§ **Objective**
Copy every record exactly, and keep the pictures out.
• • • •
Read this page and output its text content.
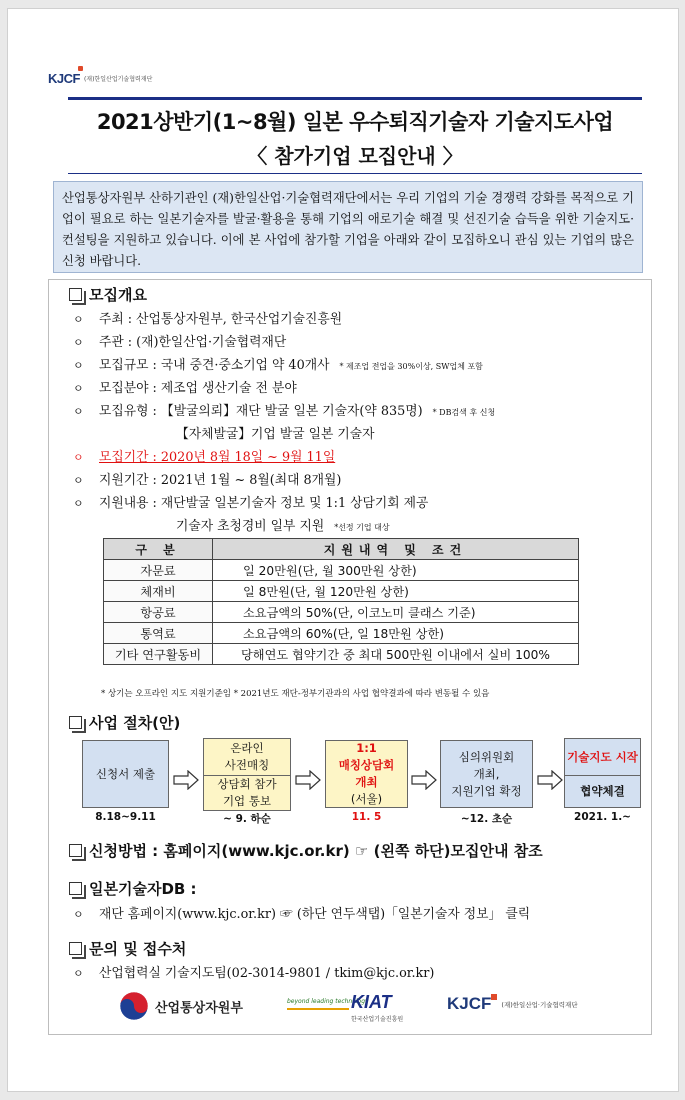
KJCF (재)한일산업기술협력재단
2021상반기(1~8월) 일본 우수퇴직기술자 기술지도사업
〈 참가기업 모집안내 〉
산업통상자원부 산하기관인 (재)한일산업·기술협력재단에서는 우리 기업의 기술 경쟁력 강화를 목적으로 기업이 필요로 하는 일본기술자를 발굴·활용을 통해 기업의 애로기술 해결 및 선진기술 습득을 위한 기술지도·컨설팅을 지원하고 있습니다. 이에 본 사업에 참가할 기업을 아래와 같이 모집하오니 관심 있는 기업의 많은 신청 바랍니다.
모집개요
ㅇ	주최 : 산업통상자원부, 한국산업기술진흥원
ㅇ	주관 : (재)한일산업·기술협력재단
ㅇ	모집규모 : 국내 중견·중소기업 약 40개사 * 제조업 전업을 30%이상, SW업체 포함
ㅇ	모집분야 : 제조업 생산기술 전 분야
ㅇ	모집유형 : 【발굴의뢰】재단 발굴 일본 기술자(약 835명) * DB검색 후 신청
【자체발굴】기업 발굴 일본 기술자
ㅇ	모집기간 : 2020년 8월 18일 ~ 9월 11일
ㅇ	지원기간 : 2021년 1월 ~ 8월(최대 8개월)
ㅇ	지원내용 : 재단발굴 일본기술자 정보 및 1:1 상담기회 제공
기술자 초청경비 일부 지원 *선정 기업 대상
구 분	지원내역 및 조건
자문료	일 20만원(단, 월 300만원 상한)
체재비	일 8만원(단, 월 120만원 상한)
항공료	소요금액의 50%(단, 이코노미 클래스 기준)
통역료	소요금액의 60%(단, 일 18만원 상한)
기타 연구활동비	당해연도 협약기간 중 최대 500만원 이내에서 실비 100%
* 상기는 오프라인 지도 지원기준임 * 2021년도 재단-정부기관과의 사업 협약결과에 따라 변동될 수 있음
사업 절차(안)
신청서 제출
온라인
사전매칭
상담회 참가
기업 통보
1:1
매칭상담회
개최
(서울)
심의위원회
개최,
지원기업 확정
기술지도 시작
협약체결
8.18~9.11	~ 9. 하순	11. 5	~12. 초순	2021. 1.~
신청방법 : 홈페이지(www.kjc.or.kr) ☞ (왼쪽 하단)모집안내 참조
일본기술자DB :
ㅇ	재단 홈페이지(www.kjc.or.kr) ☞ (하단 연두색탭)「일본기술자 정보」 클릭
문의 및 접수처
ㅇ	산업협력실 기술지도팀(02-3014-9801 / tkim@kjc.or.kr)
산업통상자원부	beyond leading technology
KIAT
한국산업기술진흥원
KJCF (재)한일산업·기술협력재단
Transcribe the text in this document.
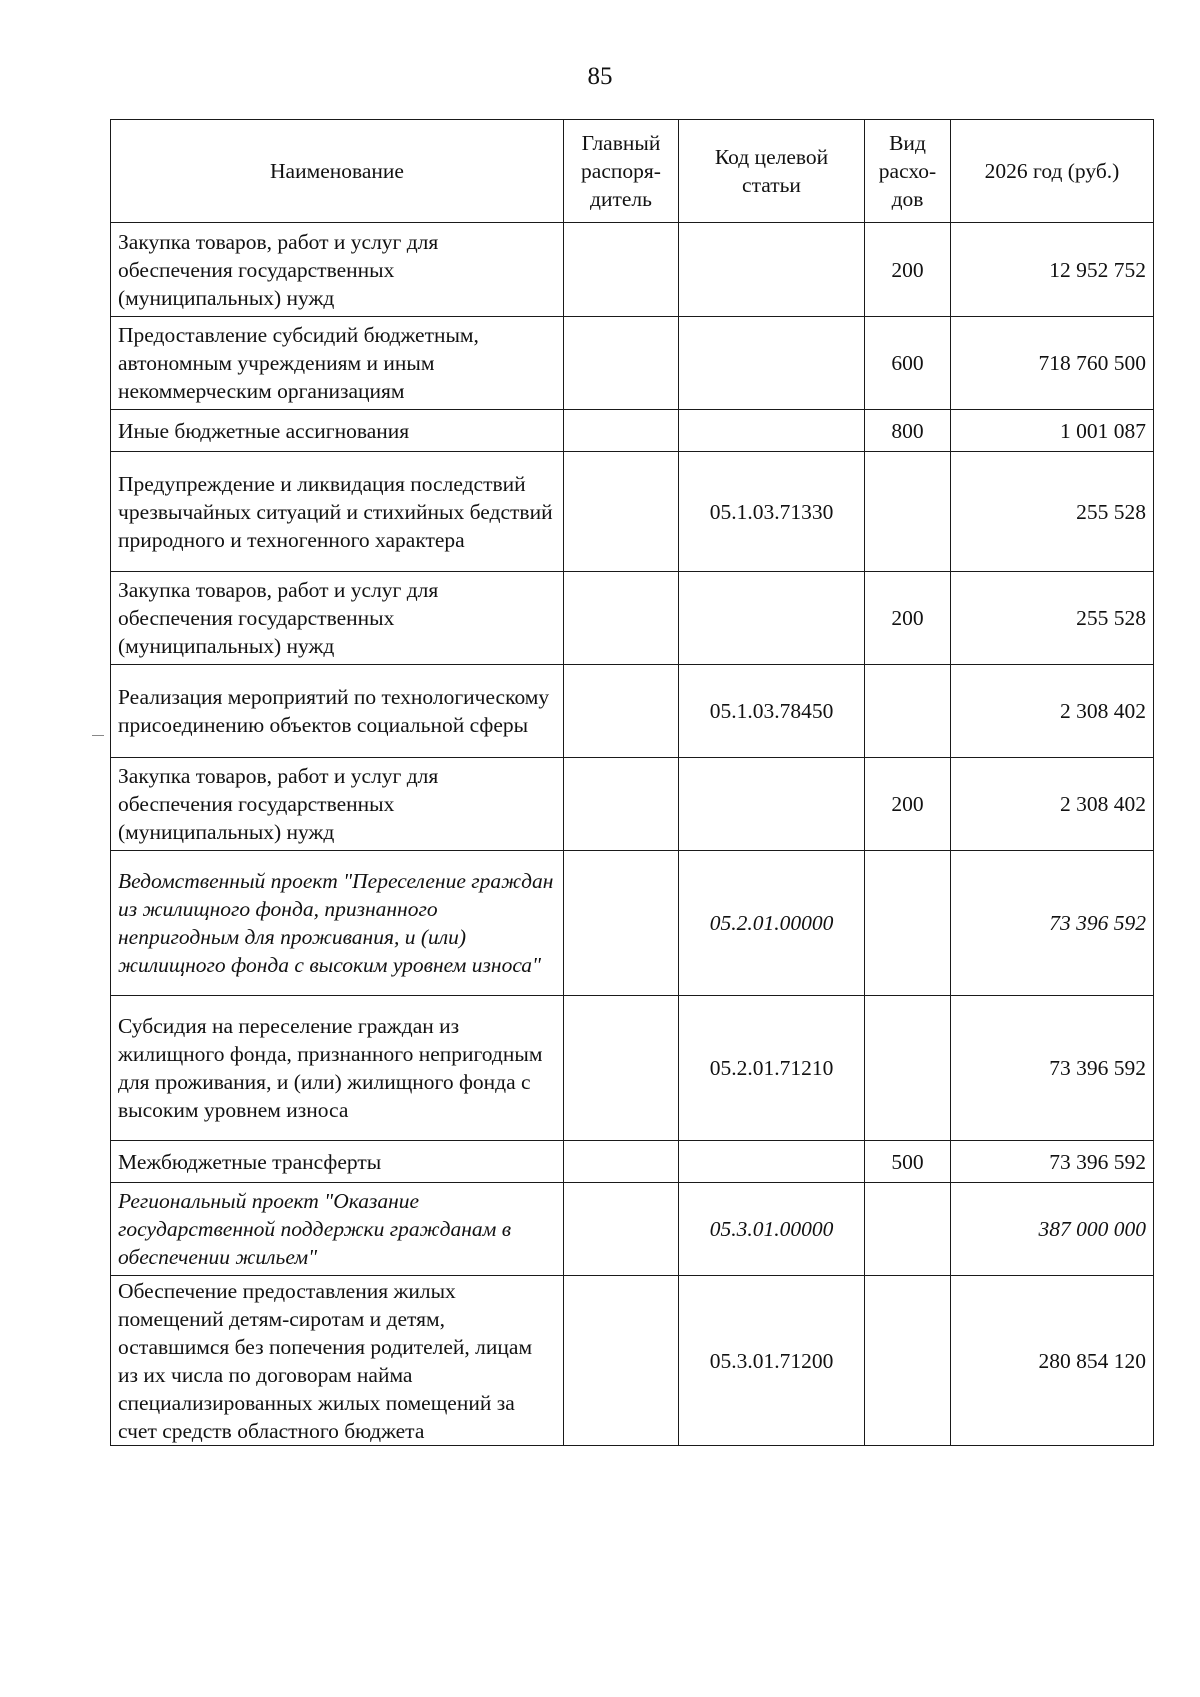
85
Наименование	Главный распоря-дитель	Код целевой статьи	Вид расхо-дов	2026 год (руб.)
Закупка товаров, работ и услуг для обеспечения государственных (муниципальных) нужд			200	12 952 752
Предоставление субсидий бюджетным, автономным учреждениям и иным некоммерческим организациям			600	718 760 500
Иные бюджетные ассигнования			800	1 001 087
Предупреждение и ликвидация последствий чрезвычайных ситуаций и стихийных бедствий природного и техногенного характера		05.1.03.71330		255 528
Закупка товаров, работ и услуг для обеспечения государственных (муниципальных) нужд			200	255 528
Реализация мероприятий по технологическому присоединению объектов социальной сферы		05.1.03.78450		2 308 402
Закупка товаров, работ и услуг для обеспечения государственных (муниципальных) нужд			200	2 308 402
Ведомственный проект "Переселение граждан из жилищного фонда, признанного непригодным для проживания, и (или) жилищного фонда с высоким уровнем износа"		05.2.01.00000		73 396 592
Субсидия на переселение граждан из жилищного фонда, признанного непригодным для проживания, и (или) жилищного фонда с высоким уровнем износа		05.2.01.71210		73 396 592
Межбюджетные трансферты			500	73 396 592
Региональный проект "Оказание государственной поддержки гражданам в обеспечении жильем"		05.3.01.00000		387 000 000
Обеспечение предоставления жилых помещений детям-сиротам и детям, оставшимся без попечения родителей, лицам из их числа по договорам найма специализированных жилых помещений за счет средств областного бюджета		05.3.01.71200		280 854 120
• • • •
§ **Task answer**
Read this page and output its text content.
KJCF (재)한일산업기술협력재단
2021상반기(1~8월) 일본 우수퇴직기술자 기술지도사업
〈 참가기업 모집안내 〉
산업통상자원부 산하기관인 (재)한일산업·기술협력재단에서는 우리 기업의 기술 경쟁력 강화를 목적으로 기업이 필요로 하는 일본기술자를 발굴·활용을 통해 기업의 애로기술 해결 및 선진기술 습득을 위한 기술지도·컨설팅을 지원하고 있습니다. 이에 본 사업에 참가할 기업을 아래와 같이 모집하오니 관심 있는 기업의 많은 신청 바랍니다.
모집개요
ㅇ	주최 : 산업통상자원부, 한국산업기술진흥원
ㅇ	주관 : (재)한일산업·기술협력재단
ㅇ	모집규모 : 국내 중견·중소기업 약 40개사 * 제조업 전업을 30%이상, SW업체 포함
ㅇ	모집분야 : 제조업 생산기술 전 분야
ㅇ	모집유형 : 【발굴의뢰】재단 발굴 일본 기술자(약 835명) * DB검색 후 신청
【자체발굴】기업 발굴 일본 기술자
ㅇ	모집기간 : 2020년 8월 18일 ~ 9월 11일
ㅇ	지원기간 : 2021년 1월 ~ 8월(최대 8개월)
ㅇ	지원내용 : 재단발굴 일본기술자 정보 및 1:1 상담기회 제공
기술자 초청경비 일부 지원 *선정 기업 대상
구 분	지원내역 및 조건
자문료	일 20만원(단, 월 300만원 상한)
체재비	일 8만원(단, 월 120만원 상한)
항공료	소요금액의 50%(단, 이코노미 클래스 기준)
통역료	소요금액의 60%(단, 일 18만원 상한)
기타 연구활동비	당해연도 협약기간 중 최대 500만원 이내에서 실비 100%
* 상기는 오프라인 지도 지원기준임 * 2021년도 재단-정부기관과의 사업 협약결과에 따라 변동될 수 있음
사업 절차(안)
신청서 제출
온라인
사전매칭
상담회 참가
기업 통보
1:1
매칭상담회
개최
(서울)
심의위원회
개최,
지원기업 확정
기술지도 시작
협약체결
8.18~9.11	~ 9. 하순	11. 5	~12. 초순	2021. 1.~
신청방법 : 홈페이지(www.kjc.or.kr) ☞ (왼쪽 하단)모집안내 참조
일본기술자DB :
ㅇ	재단 홈페이지(www.kjc.or.kr) ☞ (하단 연두색탭)「일본기술자 정보」 클릭
문의 및 접수처
ㅇ	산업협력실 기술지도팀(02-3014-9801 / tkim@kjc.or.kr)
산업통상자원부	beyond leading technology
KIAT
한국산업기술진흥원
KJCF (재)한일산업·기술협력재단
Transcribe the text in this document.
85
Наименование	Главный распоря-дитель	Код целевой статьи	Вид расхо-дов	2026 год (руб.)
Закупка товаров, работ и услуг для обеспечения государственных (муниципальных) нужд			200	12 952 752
Предоставление субсидий бюджетным, автономным учреждениям и иным некоммерческим организациям			600	718 760 500
Иные бюджетные ассигнования			800	1 001 087
Предупреждение и ликвидация последствий чрезвычайных ситуаций и стихийных бедствий природного и техногенного характера		05.1.03.71330		255 528
Закупка товаров, работ и услуг для обеспечения государственных (муниципальных) нужд			200	255 528
Реализация мероприятий по технологическому присоединению объектов социальной сферы		05.1.03.78450		2 308 402
Закупка товаров, работ и услуг для обеспечения государственных (муниципальных) нужд			200	2 308 402
Ведомственный проект "Переселение граждан из жилищного фонда, признанного непригодным для проживания, и (или) жилищного фонда с высоким уровнем износа"		05.2.01.00000		73 396 592
Субсидия на переселение граждан из жилищного фонда, признанного непригодным для проживания, и (или) жилищного фонда с высоким уровнем износа		05.2.01.71210		73 396 592
Межбюджетные трансферты			500	73 396 592
Региональный проект "Оказание государственной поддержки гражданам в обеспечении жильем"		05.3.01.00000		387 000 000
Обеспечение предоставления жилых помещений детям-сиротам и детям, оставшимся без попечения родителей, лицам из их числа по договорам найма специализированных жилых помещений за счет средств областного бюджета		05.3.01.71200		280 854 120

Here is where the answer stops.